▶ _Instructions for the task_:
Which lines below hold the word "this"? Copy all of them.

>> Begin Record list

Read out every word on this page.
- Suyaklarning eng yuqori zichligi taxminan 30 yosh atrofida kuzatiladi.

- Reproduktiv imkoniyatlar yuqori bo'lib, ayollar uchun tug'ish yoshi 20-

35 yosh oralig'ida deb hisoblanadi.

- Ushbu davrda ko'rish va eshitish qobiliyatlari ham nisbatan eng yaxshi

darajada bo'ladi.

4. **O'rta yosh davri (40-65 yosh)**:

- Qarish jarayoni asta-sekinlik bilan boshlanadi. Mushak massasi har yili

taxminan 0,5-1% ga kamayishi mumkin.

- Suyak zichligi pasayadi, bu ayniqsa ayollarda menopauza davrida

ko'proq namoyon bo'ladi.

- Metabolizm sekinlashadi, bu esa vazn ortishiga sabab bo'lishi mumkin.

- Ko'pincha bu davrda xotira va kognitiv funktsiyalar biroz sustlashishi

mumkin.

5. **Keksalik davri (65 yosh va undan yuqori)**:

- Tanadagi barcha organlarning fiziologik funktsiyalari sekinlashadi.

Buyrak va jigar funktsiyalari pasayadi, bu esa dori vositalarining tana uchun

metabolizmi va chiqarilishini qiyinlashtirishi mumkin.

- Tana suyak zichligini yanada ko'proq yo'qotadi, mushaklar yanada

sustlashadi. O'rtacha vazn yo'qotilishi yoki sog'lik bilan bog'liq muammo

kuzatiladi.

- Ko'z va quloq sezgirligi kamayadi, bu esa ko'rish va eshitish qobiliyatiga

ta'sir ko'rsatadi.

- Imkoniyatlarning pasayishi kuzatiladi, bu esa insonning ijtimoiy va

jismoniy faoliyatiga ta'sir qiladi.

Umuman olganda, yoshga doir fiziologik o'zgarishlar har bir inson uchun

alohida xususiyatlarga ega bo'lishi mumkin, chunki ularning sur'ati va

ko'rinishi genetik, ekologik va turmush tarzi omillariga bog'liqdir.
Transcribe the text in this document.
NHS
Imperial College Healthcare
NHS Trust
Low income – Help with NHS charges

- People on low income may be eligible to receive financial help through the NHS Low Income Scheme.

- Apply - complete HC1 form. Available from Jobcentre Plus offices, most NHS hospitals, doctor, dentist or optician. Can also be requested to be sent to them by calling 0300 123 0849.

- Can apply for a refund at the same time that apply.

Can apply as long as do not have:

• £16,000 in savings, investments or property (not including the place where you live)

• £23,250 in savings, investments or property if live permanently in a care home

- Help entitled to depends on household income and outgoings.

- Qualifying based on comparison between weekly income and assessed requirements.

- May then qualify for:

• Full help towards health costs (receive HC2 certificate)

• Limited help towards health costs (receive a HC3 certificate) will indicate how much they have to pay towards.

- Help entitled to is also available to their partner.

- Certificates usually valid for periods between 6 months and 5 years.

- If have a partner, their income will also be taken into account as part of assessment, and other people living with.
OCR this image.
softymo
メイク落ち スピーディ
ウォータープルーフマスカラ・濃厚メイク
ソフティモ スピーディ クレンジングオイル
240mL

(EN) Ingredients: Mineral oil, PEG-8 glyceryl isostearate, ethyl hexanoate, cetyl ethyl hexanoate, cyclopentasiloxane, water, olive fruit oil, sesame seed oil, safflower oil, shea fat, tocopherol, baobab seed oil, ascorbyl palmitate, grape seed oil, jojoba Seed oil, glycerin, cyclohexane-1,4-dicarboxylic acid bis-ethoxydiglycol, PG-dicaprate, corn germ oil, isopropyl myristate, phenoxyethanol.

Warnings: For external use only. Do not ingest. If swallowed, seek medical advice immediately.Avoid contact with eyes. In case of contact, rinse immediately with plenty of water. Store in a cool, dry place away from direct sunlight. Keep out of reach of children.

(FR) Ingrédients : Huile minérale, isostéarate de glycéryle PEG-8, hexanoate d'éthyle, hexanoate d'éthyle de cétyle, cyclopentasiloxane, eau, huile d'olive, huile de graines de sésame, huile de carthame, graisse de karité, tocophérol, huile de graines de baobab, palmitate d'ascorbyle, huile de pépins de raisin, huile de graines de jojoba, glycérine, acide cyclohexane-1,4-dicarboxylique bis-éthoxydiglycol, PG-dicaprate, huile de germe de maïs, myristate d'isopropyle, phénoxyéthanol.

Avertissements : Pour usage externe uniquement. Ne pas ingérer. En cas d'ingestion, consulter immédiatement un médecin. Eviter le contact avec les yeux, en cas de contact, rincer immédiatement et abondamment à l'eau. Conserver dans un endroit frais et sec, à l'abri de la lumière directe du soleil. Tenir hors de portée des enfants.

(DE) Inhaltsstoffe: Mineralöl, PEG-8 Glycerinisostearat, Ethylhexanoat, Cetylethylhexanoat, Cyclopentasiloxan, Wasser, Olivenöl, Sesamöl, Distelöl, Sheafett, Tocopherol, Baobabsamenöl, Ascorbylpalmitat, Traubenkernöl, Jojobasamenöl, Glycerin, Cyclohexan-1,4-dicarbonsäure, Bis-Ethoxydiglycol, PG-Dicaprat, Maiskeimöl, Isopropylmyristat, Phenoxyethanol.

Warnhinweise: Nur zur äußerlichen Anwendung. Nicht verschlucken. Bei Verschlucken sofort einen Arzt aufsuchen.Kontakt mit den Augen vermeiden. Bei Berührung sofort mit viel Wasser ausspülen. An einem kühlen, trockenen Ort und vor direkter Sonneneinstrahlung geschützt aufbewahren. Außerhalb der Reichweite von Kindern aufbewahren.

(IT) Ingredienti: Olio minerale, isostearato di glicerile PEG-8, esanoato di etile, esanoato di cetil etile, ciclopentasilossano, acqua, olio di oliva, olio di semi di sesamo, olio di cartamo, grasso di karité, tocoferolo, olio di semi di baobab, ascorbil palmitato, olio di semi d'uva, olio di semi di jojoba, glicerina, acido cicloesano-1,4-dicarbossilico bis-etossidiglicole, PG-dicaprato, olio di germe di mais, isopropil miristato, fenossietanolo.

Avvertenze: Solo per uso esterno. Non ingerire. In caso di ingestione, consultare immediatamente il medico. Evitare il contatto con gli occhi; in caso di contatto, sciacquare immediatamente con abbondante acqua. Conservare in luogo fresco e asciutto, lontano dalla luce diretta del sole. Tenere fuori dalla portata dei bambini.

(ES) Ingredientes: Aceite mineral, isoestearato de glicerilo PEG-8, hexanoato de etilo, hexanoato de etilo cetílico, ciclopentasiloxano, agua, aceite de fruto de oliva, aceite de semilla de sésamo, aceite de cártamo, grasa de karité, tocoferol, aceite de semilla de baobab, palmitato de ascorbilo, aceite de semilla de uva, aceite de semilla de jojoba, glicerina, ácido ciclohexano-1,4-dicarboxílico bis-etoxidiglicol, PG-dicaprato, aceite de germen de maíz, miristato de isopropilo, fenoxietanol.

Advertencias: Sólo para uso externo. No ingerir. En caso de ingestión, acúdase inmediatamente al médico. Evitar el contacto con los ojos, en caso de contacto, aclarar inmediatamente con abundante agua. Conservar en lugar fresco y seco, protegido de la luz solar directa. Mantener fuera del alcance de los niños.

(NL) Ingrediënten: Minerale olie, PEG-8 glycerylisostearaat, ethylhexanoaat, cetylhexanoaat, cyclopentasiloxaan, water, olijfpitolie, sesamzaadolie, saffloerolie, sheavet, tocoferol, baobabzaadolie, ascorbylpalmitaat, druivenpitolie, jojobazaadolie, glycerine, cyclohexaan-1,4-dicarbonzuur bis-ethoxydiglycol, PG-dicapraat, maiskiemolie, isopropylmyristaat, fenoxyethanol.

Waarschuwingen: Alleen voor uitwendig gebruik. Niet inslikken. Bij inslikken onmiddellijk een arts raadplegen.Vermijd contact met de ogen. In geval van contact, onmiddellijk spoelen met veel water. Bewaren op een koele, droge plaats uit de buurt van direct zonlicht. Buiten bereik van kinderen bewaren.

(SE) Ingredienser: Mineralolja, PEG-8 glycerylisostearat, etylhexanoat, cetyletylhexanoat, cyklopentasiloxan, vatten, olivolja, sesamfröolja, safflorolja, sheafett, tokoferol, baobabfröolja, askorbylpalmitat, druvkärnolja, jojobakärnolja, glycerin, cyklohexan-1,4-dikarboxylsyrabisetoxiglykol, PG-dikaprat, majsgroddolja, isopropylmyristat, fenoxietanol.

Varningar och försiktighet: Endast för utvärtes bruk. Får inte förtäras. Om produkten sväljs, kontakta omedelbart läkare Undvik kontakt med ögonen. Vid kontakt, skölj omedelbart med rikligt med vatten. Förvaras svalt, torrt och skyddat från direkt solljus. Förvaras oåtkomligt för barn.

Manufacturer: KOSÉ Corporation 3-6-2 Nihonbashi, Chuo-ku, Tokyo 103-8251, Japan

>> End Record list

▶ _Task solution_:
Read out every word on this page.
Transcribe the text in this document.
OCR this image.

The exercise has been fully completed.